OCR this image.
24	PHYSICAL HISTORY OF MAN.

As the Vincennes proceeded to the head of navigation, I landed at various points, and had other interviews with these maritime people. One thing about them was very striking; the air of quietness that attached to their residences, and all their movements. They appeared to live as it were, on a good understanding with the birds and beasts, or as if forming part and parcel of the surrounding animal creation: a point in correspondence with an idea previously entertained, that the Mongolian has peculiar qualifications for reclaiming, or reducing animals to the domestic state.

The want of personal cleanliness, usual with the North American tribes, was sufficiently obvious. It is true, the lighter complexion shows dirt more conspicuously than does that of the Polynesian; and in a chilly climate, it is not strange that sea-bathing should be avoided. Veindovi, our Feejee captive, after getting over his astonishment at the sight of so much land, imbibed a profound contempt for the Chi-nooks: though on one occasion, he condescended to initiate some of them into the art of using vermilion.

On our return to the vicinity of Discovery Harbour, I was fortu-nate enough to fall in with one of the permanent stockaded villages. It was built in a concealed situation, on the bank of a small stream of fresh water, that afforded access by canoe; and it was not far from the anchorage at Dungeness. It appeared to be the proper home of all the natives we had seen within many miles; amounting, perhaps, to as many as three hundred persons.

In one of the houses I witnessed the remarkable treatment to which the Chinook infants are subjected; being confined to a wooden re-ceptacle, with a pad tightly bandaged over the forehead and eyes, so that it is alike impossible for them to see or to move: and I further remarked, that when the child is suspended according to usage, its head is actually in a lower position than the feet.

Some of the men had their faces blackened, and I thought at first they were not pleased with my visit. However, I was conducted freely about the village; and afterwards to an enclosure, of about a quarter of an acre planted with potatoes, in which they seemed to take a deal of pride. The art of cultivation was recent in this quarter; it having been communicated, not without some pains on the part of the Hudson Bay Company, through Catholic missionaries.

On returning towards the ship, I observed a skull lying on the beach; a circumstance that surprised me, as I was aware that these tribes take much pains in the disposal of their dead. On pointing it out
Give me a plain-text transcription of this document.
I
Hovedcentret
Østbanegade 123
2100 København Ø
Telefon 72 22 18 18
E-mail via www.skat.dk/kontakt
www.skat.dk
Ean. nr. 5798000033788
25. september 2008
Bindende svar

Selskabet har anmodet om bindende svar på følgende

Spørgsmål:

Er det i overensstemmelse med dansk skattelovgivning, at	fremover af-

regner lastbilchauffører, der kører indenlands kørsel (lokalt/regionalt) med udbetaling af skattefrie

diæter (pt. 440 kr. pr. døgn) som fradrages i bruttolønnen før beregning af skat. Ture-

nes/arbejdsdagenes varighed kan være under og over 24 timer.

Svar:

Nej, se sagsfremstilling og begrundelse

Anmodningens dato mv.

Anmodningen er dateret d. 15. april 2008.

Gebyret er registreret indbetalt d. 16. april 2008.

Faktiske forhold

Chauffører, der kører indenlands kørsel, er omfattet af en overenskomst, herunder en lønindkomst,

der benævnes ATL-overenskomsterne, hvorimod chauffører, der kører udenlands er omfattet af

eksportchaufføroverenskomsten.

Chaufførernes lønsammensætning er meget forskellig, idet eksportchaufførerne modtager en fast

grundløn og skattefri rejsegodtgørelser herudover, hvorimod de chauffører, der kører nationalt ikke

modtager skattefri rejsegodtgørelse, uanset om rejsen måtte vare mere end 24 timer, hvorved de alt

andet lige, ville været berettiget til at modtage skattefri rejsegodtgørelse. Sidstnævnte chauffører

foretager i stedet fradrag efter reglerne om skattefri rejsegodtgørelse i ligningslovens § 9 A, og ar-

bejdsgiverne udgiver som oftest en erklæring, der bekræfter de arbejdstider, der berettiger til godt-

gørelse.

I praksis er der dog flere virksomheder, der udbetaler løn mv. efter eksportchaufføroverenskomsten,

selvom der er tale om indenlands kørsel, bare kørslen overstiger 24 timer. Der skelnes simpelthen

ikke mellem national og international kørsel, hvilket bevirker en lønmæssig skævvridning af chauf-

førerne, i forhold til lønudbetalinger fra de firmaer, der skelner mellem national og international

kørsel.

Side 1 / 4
§
**HOW TO COMPLETE THIS TASK**.
In the records, locate each line holding the string "mellem" and copy it.

**TASK RESPONSE**.
ikke mellem national og international kørsel, hvilket bevirker en lønmæssig skævvridning af chauf-
førerne, i forhold til lønudbetalinger fra de firmaer, der skelner mellem national og international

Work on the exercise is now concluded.